Exercise brief: Using the records provided below, locate and copy each line that contains the word "color".

Data entries:
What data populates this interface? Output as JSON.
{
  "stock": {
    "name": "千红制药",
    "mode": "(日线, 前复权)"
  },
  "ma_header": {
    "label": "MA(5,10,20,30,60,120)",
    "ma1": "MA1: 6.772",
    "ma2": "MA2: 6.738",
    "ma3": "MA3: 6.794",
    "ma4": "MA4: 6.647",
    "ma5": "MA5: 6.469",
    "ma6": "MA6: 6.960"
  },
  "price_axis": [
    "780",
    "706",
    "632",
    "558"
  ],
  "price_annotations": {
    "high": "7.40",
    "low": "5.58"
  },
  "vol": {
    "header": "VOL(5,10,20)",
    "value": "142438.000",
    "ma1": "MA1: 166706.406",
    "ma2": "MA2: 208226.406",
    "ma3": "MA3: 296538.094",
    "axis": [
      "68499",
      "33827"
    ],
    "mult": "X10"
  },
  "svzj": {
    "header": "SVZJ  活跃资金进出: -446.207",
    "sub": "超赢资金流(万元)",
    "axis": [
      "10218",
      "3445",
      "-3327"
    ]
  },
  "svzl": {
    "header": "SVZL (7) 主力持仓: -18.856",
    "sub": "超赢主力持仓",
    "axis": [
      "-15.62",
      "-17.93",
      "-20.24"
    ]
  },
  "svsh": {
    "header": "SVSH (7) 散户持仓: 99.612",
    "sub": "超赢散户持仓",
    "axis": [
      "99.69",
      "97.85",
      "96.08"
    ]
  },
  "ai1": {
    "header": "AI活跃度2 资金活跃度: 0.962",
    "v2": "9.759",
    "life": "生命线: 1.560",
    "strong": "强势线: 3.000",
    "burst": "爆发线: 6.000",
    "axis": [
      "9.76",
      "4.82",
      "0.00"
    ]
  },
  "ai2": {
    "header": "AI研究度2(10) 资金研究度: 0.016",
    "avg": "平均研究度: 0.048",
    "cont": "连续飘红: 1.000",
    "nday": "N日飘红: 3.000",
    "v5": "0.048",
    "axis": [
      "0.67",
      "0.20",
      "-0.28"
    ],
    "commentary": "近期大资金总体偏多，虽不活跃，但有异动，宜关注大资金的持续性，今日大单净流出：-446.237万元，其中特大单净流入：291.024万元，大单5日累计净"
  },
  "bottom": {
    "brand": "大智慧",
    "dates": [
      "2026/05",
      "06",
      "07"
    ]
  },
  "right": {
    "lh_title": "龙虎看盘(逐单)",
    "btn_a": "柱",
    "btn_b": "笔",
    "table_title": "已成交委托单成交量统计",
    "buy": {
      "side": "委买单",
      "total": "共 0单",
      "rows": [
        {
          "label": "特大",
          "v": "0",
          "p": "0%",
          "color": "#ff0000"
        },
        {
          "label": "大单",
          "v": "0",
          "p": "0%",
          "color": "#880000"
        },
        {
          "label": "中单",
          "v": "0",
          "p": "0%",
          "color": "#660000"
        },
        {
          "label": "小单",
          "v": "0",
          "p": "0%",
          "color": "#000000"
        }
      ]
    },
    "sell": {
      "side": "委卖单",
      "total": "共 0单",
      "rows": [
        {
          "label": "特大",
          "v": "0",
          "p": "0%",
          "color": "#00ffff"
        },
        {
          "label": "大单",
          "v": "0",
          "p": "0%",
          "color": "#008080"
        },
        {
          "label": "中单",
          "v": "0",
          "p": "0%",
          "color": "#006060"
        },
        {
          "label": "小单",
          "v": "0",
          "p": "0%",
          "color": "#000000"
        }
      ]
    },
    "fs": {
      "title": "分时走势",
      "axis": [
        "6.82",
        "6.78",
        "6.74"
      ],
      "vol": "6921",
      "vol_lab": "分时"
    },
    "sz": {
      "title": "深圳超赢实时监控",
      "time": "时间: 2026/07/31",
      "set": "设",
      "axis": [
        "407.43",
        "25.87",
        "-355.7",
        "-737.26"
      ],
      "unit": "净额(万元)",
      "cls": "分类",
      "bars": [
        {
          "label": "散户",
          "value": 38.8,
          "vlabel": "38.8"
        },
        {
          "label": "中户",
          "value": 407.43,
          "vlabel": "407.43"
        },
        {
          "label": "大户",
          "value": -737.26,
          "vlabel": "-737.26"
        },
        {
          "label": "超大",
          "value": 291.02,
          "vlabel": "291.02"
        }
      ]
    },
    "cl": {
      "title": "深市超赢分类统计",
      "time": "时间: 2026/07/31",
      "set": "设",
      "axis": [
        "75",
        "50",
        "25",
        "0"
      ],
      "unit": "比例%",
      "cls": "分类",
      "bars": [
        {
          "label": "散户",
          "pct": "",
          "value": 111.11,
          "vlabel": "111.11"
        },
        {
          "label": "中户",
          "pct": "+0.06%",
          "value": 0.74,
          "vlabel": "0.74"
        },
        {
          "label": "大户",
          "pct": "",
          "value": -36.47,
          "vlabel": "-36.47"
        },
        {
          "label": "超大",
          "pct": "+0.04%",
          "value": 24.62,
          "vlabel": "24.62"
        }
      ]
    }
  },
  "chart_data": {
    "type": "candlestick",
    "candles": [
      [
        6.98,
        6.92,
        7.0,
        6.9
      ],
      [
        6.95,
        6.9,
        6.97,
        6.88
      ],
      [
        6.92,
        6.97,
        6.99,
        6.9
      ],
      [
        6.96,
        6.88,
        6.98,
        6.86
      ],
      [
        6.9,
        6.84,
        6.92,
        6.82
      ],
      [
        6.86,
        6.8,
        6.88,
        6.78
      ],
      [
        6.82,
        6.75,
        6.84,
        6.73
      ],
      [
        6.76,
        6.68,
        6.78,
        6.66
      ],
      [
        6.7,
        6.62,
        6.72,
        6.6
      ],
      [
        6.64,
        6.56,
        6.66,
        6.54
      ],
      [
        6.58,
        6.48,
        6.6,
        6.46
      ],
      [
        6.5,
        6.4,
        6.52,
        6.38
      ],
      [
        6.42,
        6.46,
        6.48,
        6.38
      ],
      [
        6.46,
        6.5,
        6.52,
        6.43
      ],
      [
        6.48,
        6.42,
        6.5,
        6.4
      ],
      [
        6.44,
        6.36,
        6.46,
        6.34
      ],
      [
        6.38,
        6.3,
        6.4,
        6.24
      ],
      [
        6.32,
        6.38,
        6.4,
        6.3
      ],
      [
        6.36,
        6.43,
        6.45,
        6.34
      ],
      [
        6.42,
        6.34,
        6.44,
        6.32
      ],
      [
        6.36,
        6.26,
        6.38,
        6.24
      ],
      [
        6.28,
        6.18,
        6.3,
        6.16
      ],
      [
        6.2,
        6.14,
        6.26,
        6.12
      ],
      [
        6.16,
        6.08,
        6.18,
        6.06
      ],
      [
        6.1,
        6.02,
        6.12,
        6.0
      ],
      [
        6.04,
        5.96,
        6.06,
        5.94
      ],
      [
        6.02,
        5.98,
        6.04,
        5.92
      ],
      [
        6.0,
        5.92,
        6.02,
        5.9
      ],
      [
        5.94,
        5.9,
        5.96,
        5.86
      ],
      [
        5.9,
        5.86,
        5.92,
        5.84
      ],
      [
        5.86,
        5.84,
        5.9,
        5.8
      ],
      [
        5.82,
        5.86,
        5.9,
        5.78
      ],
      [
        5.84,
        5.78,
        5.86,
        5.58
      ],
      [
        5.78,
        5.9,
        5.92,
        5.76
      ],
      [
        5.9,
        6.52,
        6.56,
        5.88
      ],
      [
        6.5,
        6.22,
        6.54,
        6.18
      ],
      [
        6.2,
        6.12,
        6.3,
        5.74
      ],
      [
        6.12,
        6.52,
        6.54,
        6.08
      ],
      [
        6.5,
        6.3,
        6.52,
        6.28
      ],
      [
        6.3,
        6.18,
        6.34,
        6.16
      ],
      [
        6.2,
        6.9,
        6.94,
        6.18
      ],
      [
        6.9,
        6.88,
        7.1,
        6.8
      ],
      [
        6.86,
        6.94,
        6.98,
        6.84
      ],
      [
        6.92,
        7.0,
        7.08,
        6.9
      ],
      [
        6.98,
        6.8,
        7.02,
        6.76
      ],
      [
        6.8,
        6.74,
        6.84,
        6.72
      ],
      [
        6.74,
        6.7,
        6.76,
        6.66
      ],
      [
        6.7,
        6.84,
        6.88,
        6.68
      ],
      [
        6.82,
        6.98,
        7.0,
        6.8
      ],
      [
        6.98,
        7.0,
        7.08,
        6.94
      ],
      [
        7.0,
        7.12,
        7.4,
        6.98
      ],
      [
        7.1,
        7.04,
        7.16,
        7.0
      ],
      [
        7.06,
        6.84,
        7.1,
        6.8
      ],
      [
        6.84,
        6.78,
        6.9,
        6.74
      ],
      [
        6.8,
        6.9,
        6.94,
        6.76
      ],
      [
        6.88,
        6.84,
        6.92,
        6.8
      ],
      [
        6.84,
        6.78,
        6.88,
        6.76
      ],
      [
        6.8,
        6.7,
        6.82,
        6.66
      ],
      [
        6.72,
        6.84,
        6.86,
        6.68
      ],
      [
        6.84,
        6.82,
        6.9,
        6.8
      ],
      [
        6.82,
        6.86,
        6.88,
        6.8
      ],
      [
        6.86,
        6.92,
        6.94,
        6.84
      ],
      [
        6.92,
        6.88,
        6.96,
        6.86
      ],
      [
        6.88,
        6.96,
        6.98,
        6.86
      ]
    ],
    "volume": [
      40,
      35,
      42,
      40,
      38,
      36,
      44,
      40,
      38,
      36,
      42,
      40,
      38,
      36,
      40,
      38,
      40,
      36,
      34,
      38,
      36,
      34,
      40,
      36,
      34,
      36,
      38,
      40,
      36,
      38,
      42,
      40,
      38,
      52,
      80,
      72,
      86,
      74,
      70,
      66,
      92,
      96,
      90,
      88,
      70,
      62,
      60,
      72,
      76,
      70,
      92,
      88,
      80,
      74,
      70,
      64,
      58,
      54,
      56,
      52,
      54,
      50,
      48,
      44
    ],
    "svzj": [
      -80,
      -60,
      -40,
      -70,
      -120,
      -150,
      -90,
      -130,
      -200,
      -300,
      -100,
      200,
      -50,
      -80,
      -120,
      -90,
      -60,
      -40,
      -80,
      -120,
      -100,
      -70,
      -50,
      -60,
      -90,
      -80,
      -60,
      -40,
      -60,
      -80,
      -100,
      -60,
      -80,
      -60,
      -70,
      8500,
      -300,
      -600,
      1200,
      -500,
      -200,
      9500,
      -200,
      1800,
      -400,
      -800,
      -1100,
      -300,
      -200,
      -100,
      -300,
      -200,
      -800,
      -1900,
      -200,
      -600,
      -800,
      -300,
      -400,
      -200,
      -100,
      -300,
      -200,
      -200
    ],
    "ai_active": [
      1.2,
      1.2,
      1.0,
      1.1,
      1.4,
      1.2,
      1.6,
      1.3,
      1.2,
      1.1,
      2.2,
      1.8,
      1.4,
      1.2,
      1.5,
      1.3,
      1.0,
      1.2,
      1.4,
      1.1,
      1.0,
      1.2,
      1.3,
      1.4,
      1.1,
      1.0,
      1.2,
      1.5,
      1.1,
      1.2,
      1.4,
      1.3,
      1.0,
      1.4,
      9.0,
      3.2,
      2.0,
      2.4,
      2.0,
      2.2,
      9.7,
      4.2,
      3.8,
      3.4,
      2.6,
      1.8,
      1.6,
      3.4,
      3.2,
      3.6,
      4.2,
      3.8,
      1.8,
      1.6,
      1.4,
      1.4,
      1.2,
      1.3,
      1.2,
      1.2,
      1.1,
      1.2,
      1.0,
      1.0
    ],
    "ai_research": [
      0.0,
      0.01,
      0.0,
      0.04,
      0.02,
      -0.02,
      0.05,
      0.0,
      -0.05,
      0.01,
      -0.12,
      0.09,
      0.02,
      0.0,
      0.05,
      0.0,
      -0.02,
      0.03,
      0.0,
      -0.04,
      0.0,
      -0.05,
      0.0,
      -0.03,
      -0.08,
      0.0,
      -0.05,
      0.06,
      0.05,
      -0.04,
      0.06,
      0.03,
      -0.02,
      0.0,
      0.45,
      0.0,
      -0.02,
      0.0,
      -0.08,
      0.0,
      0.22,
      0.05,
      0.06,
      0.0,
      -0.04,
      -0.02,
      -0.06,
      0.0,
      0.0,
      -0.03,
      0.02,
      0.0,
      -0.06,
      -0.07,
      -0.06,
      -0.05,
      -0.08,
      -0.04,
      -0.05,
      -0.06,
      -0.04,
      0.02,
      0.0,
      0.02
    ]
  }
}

Solution to the exercise:
          "color": "#ff0000"
          "color": "#880000"
          "color": "#660000"
          "color": "#000000"
          "color": "#00ffff"
          "color": "#008080"
          "color": "#006060"
          "color": "#000000"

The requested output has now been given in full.